(Collected data)
* Begin *

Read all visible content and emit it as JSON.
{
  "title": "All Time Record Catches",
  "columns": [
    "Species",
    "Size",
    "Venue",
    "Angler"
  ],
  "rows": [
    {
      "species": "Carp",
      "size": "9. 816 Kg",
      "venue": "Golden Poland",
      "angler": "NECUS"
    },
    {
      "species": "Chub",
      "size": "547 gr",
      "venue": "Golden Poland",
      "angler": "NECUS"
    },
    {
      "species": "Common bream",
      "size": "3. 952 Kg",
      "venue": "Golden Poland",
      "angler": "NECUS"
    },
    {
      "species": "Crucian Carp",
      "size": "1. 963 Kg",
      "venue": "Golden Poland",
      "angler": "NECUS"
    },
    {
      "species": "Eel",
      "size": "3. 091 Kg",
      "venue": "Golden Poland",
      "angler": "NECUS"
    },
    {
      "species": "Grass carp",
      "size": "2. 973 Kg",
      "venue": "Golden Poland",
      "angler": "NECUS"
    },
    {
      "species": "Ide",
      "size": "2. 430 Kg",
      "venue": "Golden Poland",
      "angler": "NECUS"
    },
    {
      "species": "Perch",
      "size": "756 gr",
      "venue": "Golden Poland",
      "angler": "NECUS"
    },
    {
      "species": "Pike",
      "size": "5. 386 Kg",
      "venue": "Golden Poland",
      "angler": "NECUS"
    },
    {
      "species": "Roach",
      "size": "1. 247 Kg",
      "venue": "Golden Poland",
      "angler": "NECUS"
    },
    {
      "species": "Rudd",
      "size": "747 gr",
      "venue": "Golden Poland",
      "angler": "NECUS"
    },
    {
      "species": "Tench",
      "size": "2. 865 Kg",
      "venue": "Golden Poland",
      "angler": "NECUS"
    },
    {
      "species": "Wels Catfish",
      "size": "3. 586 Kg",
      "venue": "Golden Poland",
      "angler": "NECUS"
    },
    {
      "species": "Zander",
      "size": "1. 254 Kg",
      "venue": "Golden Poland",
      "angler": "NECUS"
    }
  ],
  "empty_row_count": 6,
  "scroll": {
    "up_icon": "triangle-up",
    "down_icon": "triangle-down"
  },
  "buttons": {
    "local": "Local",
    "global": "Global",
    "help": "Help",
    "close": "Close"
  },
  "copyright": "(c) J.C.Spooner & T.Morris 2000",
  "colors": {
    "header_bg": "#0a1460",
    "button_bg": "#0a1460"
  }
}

* End *

STATED PROBLEM
Which lines of the material contain the string "triangle"? List each of them.

FULL SOLUTION
    "up_icon": "triangle-up",
    "down_icon": "triangle-down"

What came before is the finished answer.